→ **Written request**
Write out each record again exactly as it stands.
#####
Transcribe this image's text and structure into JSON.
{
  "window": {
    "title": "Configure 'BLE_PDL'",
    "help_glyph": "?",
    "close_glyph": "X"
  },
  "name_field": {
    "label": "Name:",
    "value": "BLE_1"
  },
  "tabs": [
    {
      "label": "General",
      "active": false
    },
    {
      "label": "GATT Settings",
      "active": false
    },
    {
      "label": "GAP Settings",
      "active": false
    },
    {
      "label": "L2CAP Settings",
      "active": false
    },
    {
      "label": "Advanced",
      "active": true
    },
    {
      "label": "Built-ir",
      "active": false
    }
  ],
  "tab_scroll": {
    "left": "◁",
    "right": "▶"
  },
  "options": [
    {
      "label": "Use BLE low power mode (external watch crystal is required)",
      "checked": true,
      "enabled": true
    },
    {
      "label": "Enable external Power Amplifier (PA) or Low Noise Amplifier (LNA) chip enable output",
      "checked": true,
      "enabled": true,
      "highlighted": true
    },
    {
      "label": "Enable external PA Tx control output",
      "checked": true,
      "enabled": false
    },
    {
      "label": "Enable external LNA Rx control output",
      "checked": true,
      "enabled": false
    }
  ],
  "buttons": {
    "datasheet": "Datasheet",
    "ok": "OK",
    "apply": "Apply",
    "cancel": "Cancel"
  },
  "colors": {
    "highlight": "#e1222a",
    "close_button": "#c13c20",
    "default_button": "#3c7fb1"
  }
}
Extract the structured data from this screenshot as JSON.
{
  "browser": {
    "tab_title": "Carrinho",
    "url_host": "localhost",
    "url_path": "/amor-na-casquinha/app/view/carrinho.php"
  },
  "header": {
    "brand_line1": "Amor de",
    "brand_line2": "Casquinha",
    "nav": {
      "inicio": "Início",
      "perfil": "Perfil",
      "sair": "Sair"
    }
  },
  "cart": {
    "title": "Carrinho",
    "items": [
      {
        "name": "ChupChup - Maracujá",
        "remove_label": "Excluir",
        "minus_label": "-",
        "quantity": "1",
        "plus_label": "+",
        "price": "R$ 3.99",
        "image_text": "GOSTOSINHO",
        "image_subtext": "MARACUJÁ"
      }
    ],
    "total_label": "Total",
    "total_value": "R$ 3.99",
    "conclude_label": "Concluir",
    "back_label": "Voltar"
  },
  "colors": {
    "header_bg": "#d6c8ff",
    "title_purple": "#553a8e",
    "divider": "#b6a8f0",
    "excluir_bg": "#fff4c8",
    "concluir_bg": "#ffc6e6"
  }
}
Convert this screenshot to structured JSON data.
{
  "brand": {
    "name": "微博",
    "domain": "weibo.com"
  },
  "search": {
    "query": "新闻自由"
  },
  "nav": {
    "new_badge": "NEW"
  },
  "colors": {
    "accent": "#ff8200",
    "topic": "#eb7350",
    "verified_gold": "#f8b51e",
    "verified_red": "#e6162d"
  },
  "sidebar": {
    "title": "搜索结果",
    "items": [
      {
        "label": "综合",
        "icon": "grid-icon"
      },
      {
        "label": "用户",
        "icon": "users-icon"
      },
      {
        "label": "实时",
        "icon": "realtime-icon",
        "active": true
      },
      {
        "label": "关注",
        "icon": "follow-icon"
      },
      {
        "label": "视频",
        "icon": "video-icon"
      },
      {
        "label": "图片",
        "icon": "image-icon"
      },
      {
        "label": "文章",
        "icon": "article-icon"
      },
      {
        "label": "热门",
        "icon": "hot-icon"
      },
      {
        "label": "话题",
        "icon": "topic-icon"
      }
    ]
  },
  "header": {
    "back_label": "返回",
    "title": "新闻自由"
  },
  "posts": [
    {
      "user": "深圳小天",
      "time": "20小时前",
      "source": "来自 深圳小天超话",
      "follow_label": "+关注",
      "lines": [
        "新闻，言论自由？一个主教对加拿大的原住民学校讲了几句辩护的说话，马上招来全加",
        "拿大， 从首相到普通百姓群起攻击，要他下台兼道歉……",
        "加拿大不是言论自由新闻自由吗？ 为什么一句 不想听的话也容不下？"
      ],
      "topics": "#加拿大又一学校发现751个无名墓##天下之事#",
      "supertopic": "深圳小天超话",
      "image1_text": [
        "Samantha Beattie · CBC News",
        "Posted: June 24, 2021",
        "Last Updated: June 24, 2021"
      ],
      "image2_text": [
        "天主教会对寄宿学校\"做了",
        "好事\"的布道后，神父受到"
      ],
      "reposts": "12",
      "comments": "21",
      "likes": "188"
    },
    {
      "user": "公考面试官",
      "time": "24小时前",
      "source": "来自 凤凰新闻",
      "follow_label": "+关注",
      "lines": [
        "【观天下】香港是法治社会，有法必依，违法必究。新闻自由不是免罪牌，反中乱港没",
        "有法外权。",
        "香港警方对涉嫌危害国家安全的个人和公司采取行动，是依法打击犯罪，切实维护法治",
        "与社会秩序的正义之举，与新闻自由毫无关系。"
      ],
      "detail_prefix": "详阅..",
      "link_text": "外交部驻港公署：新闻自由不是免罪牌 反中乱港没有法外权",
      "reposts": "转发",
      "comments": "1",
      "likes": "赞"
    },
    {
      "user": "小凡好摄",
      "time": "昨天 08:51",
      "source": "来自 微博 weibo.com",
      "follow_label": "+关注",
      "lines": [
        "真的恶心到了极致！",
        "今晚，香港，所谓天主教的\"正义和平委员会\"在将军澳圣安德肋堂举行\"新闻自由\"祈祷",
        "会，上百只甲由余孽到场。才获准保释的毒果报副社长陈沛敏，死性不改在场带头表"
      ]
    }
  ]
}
#####
→ **Exercise answer**
Transcribe this image's text and structure into JSON.
{
  "window": {
    "title": "Configure 'BLE_PDL'",
    "help_glyph": "?",
    "close_glyph": "X"
  },
  "name_field": {
    "label": "Name:",
    "value": "BLE_1"
  },
  "tabs": [
    {
      "label": "General",
      "active": false
    },
    {
      "label": "GATT Settings",
      "active": false
    },
    {
      "label": "GAP Settings",
      "active": false
    },
    {
      "label": "L2CAP Settings",
      "active": false
    },
    {
      "label": "Advanced",
      "active": true
    },
    {
      "label": "Built-ir",
      "active": false
    }
  ],
  "tab_scroll": {
    "left": "◁",
    "right": "▶"
  },
  "options": [
    {
      "label": "Use BLE low power mode (external watch crystal is required)",
      "checked": true,
      "enabled": true
    },
    {
      "label": "Enable external Power Amplifier (PA) or Low Noise Amplifier (LNA) chip enable output",
      "checked": true,
      "enabled": true,
      "highlighted": true
    },
    {
      "label": "Enable external PA Tx control output",
      "checked": true,
      "enabled": false
    },
    {
      "label": "Enable external LNA Rx control output",
      "checked": true,
      "enabled": false
    }
  ],
  "buttons": {
    "datasheet": "Datasheet",
    "ok": "OK",
    "apply": "Apply",
    "cancel": "Cancel"
  },
  "colors": {
    "highlight": "#e1222a",
    "close_button": "#c13c20",
    "default_button": "#3c7fb1"
  }
}
Extract the structured data from this screenshot as JSON.
{
  "browser": {
    "tab_title": "Carrinho",
    "url_host": "localhost",
    "url_path": "/amor-na-casquinha/app/view/carrinho.php"
  },
  "header": {
    "brand_line1": "Amor de",
    "brand_line2": "Casquinha",
    "nav": {
      "inicio": "Início",
      "perfil": "Perfil",
      "sair": "Sair"
    }
  },
  "cart": {
    "title": "Carrinho",
    "items": [
      {
        "name": "ChupChup - Maracujá",
        "remove_label": "Excluir",
        "minus_label": "-",
        "quantity": "1",
        "plus_label": "+",
        "price": "R$ 3.99",
        "image_text": "GOSTOSINHO",
        "image_subtext": "MARACUJÁ"
      }
    ],
    "total_label": "Total",
    "total_value": "R$ 3.99",
    "conclude_label": "Concluir",
    "back_label": "Voltar"
  },
  "colors": {
    "header_bg": "#d6c8ff",
    "title_purple": "#553a8e",
    "divider": "#b6a8f0",
    "excluir_bg": "#fff4c8",
    "concluir_bg": "#ffc6e6"
  }
}
Convert this screenshot to structured JSON data.
{
  "brand": {
    "name": "微博",
    "domain": "weibo.com"
  },
  "search": {
    "query": "新闻自由"
  },
  "nav": {
    "new_badge": "NEW"
  },
  "colors": {
    "accent": "#ff8200",
    "topic": "#eb7350",
    "verified_gold": "#f8b51e",
    "verified_red": "#e6162d"
  },
  "sidebar": {
    "title": "搜索结果",
    "items": [
      {
        "label": "综合",
        "icon": "grid-icon"
      },
      {
        "label": "用户",
        "icon": "users-icon"
      },
      {
        "label": "实时",
        "icon": "realtime-icon",
        "active": true
      },
      {
        "label": "关注",
        "icon": "follow-icon"
      },
      {
        "label": "视频",
        "icon": "video-icon"
      },
      {
        "label": "图片",
        "icon": "image-icon"
      },
      {
        "label": "文章",
        "icon": "article-icon"
      },
      {
        "label": "热门",
        "icon": "hot-icon"
      },
      {
        "label": "话题",
        "icon": "topic-icon"
      }
    ]
  },
  "header": {
    "back_label": "返回",
    "title": "新闻自由"
  },
  "posts": [
    {
      "user": "深圳小天",
      "time": "20小时前",
      "source": "来自 深圳小天超话",
      "follow_label": "+关注",
      "lines": [
        "新闻，言论自由？一个主教对加拿大的原住民学校讲了几句辩护的说话，马上招来全加",
        "拿大， 从首相到普通百姓群起攻击，要他下台兼道歉……",
        "加拿大不是言论自由新闻自由吗？ 为什么一句 不想听的话也容不下？"
      ],
      "topics": "#加拿大又一学校发现751个无名墓##天下之事#",
      "supertopic": "深圳小天超话",
      "image1_text": [
        "Samantha Beattie · CBC News",
        "Posted: June 24, 2021",
        "Last Updated: June 24, 2021"
      ],
      "image2_text": [
        "天主教会对寄宿学校\"做了",
        "好事\"的布道后，神父受到"
      ],
      "reposts": "12",
      "comments": "21",
      "likes": "188"
    },
    {
      "user": "公考面试官",
      "time": "24小时前",
      "source": "来自 凤凰新闻",
      "follow_label": "+关注",
      "lines": [
        "【观天下】香港是法治社会，有法必依，违法必究。新闻自由不是免罪牌，反中乱港没",
        "有法外权。",
        "香港警方对涉嫌危害国家安全的个人和公司采取行动，是依法打击犯罪，切实维护法治",
        "与社会秩序的正义之举，与新闻自由毫无关系。"
      ],
      "detail_prefix": "详阅..",
      "link_text": "外交部驻港公署：新闻自由不是免罪牌 反中乱港没有法外权",
      "reposts": "转发",
      "comments": "1",
      "likes": "赞"
    },
    {
      "user": "小凡好摄",
      "time": "昨天 08:51",
      "source": "来自 微博 weibo.com",
      "follow_label": "+关注",
      "lines": [
        "真的恶心到了极致！",
        "今晚，香港，所谓天主教的\"正义和平委员会\"在将军澳圣安德肋堂举行\"新闻自由\"祈祷",
        "会，上百只甲由余孽到场。才获准保释的毒果报副社长陈沛敏，死性不改在场带头表"
      ]
    }
  ]
}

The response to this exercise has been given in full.